Stored data entries
——————
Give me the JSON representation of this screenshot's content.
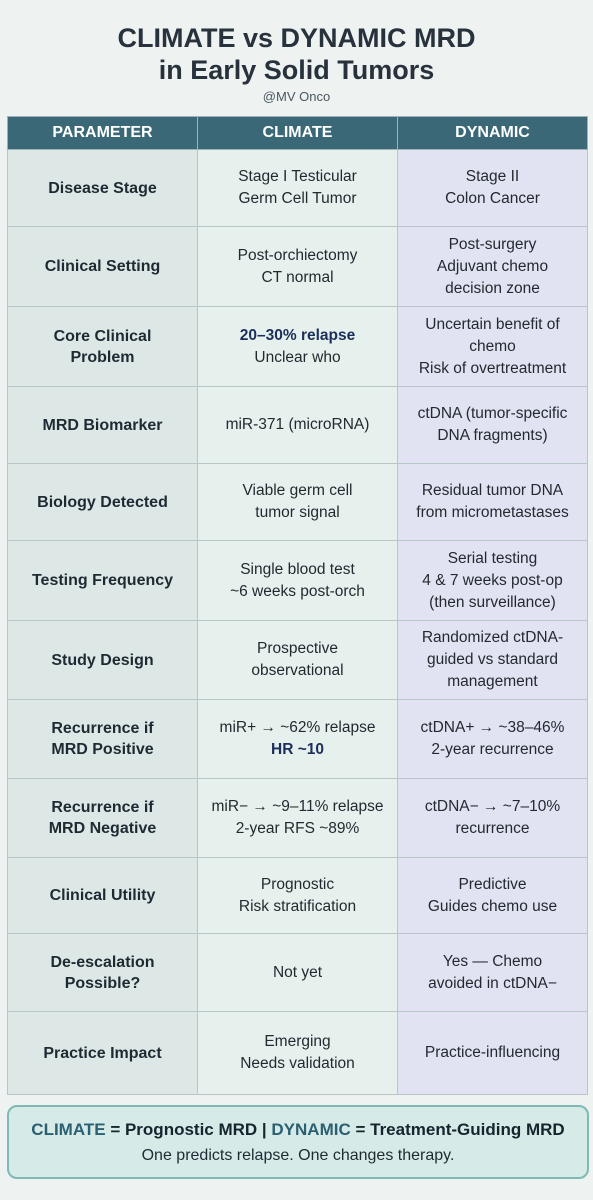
{
  "header": {
    "title_line1": "CLIMATE vs DYNAMIC MRD",
    "title_line2": "in Early Solid Tumors",
    "handle": "@MV Onco"
  },
  "table": {
    "columns": [
      "PARAMETER",
      "CLIMATE",
      "DYNAMIC"
    ],
    "rows": [
      {
        "param": [
          "Disease Stage"
        ],
        "climate": [
          "Stage I Testicular",
          "Germ Cell Tumor"
        ],
        "dynamic": [
          "Stage II",
          "Colon Cancer"
        ]
      },
      {
        "param": [
          "Clinical Setting"
        ],
        "climate": [
          "Post-orchiectomy",
          "CT normal"
        ],
        "dynamic": [
          "Post-surgery",
          "Adjuvant chemo",
          "decision zone"
        ]
      },
      {
        "param": [
          "Core Clinical",
          "Problem"
        ],
        "climate": [
          "20–30% relapse",
          "Unclear who"
        ],
        "dynamic": [
          "Uncertain benefit of",
          "chemo",
          "Risk of overtreatment"
        ]
      },
      {
        "param": [
          "MRD Biomarker"
        ],
        "climate": [
          "miR-371 (microRNA)"
        ],
        "dynamic": [
          "ctDNA (tumor-specific",
          "DNA fragments)"
        ]
      },
      {
        "param": [
          "Biology Detected"
        ],
        "climate": [
          "Viable germ cell",
          "tumor signal"
        ],
        "dynamic": [
          "Residual tumor DNA",
          "from micrometastases"
        ]
      },
      {
        "param": [
          "Testing Frequency"
        ],
        "climate": [
          "Single blood test",
          "~6 weeks post-orch"
        ],
        "dynamic": [
          "Serial testing",
          "4 & 7 weeks post-op",
          "(then surveillance)"
        ]
      },
      {
        "param": [
          "Study Design"
        ],
        "climate": [
          "Prospective",
          "observational"
        ],
        "dynamic": [
          "Randomized ctDNA-",
          "guided vs standard",
          "management"
        ]
      },
      {
        "param": [
          "Recurrence if",
          "MRD Positive"
        ],
        "climate": [
          "miR+ → ~62% relapse",
          "HR ~10"
        ],
        "dynamic": [
          "ctDNA+ → ~38–46%",
          "2-year recurrence"
        ]
      },
      {
        "param": [
          "Recurrence if",
          "MRD Negative"
        ],
        "climate": [
          "miR− → ~9–11% relapse",
          "2-year RFS ~89%"
        ],
        "dynamic": [
          "ctDNA− → ~7–10%",
          "recurrence"
        ]
      },
      {
        "param": [
          "Clinical Utility"
        ],
        "climate": [
          "Prognostic",
          "Risk stratification"
        ],
        "dynamic": [
          "Predictive",
          "Guides chemo use"
        ]
      },
      {
        "param": [
          "De-escalation",
          "Possible?"
        ],
        "climate": [
          "Not yet"
        ],
        "dynamic": [
          "Yes — Chemo",
          "avoided in ctDNA−"
        ]
      },
      {
        "param": [
          "Practice Impact"
        ],
        "climate": [
          "Emerging",
          "Needs validation"
        ],
        "dynamic": [
          "Practice-influencing"
        ]
      }
    ]
  },
  "footer": {
    "climate_word": "CLIMATE",
    "eq1": " = ",
    "climate_def": "Prognostic MRD",
    "sep": " | ",
    "dynamic_word": "DYNAMIC",
    "eq2": " = ",
    "dynamic_def": "Treatment-Guiding MRD",
    "tagline": "One predicts relapse. One changes therapy."
  },
  "colors": {
    "header_bg": "#3a6877",
    "param_bg": "#dde8e6",
    "climate_bg": "#e6f1ee",
    "dynamic_bg": "#e1e3f2",
    "footer_bg": "#d6ebe8",
    "highlight": "#1b2f5a"
  }
}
——————
▶ **Task details**
Restate each entry word for word, leaving out any pictures.

▶ **Solution for this task**
Give me the JSON representation of this screenshot's content.
{
  "header": {
    "title_line1": "CLIMATE vs DYNAMIC MRD",
    "title_line2": "in Early Solid Tumors",
    "handle": "@MV Onco"
  },
  "table": {
    "columns": [
      "PARAMETER",
      "CLIMATE",
      "DYNAMIC"
    ],
    "rows": [
      {
        "param": [
          "Disease Stage"
        ],
        "climate": [
          "Stage I Testicular",
          "Germ Cell Tumor"
        ],
        "dynamic": [
          "Stage II",
          "Colon Cancer"
        ]
      },
      {
        "param": [
          "Clinical Setting"
        ],
        "climate": [
          "Post-orchiectomy",
          "CT normal"
        ],
        "dynamic": [
          "Post-surgery",
          "Adjuvant chemo",
          "decision zone"
        ]
      },
      {
        "param": [
          "Core Clinical",
          "Problem"
        ],
        "climate": [
          "20–30% relapse",
          "Unclear who"
        ],
        "dynamic": [
          "Uncertain benefit of",
          "chemo",
          "Risk of overtreatment"
        ]
      },
      {
        "param": [
          "MRD Biomarker"
        ],
        "climate": [
          "miR-371 (microRNA)"
        ],
        "dynamic": [
          "ctDNA (tumor-specific",
          "DNA fragments)"
        ]
      },
      {
        "param": [
          "Biology Detected"
        ],
        "climate": [
          "Viable germ cell",
          "tumor signal"
        ],
        "dynamic": [
          "Residual tumor DNA",
          "from micrometastases"
        ]
      },
      {
        "param": [
          "Testing Frequency"
        ],
        "climate": [
          "Single blood test",
          "~6 weeks post-orch"
        ],
        "dynamic": [
          "Serial testing",
          "4 & 7 weeks post-op",
          "(then surveillance)"
        ]
      },
      {
        "param": [
          "Study Design"
        ],
        "climate": [
          "Prospective",
          "observational"
        ],
        "dynamic": [
          "Randomized ctDNA-",
          "guided vs standard",
          "management"
        ]
      },
      {
        "param": [
          "Recurrence if",
          "MRD Positive"
        ],
        "climate": [
          "miR+ → ~62% relapse",
          "HR ~10"
        ],
        "dynamic": [
          "ctDNA+ → ~38–46%",
          "2-year recurrence"
        ]
      },
      {
        "param": [
          "Recurrence if",
          "MRD Negative"
        ],
        "climate": [
          "miR− → ~9–11% relapse",
          "2-year RFS ~89%"
        ],
        "dynamic": [
          "ctDNA− → ~7–10%",
          "recurrence"
        ]
      },
      {
        "param": [
          "Clinical Utility"
        ],
        "climate": [
          "Prognostic",
          "Risk stratification"
        ],
        "dynamic": [
          "Predictive",
          "Guides chemo use"
        ]
      },
      {
        "param": [
          "De-escalation",
          "Possible?"
        ],
        "climate": [
          "Not yet"
        ],
        "dynamic": [
          "Yes — Chemo",
          "avoided in ctDNA−"
        ]
      },
      {
        "param": [
          "Practice Impact"
        ],
        "climate": [
          "Emerging",
          "Needs validation"
        ],
        "dynamic": [
          "Practice-influencing"
        ]
      }
    ]
  },
  "footer": {
    "climate_word": "CLIMATE",
    "eq1": " = ",
    "climate_def": "Prognostic MRD",
    "sep": " | ",
    "dynamic_word": "DYNAMIC",
    "eq2": " = ",
    "dynamic_def": "Treatment-Guiding MRD",
    "tagline": "One predicts relapse. One changes therapy."
  },
  "colors": {
    "header_bg": "#3a6877",
    "param_bg": "#dde8e6",
    "climate_bg": "#e6f1ee",
    "dynamic_bg": "#e1e3f2",
    "footer_bg": "#d6ebe8",
    "highlight": "#1b2f5a"
  }
}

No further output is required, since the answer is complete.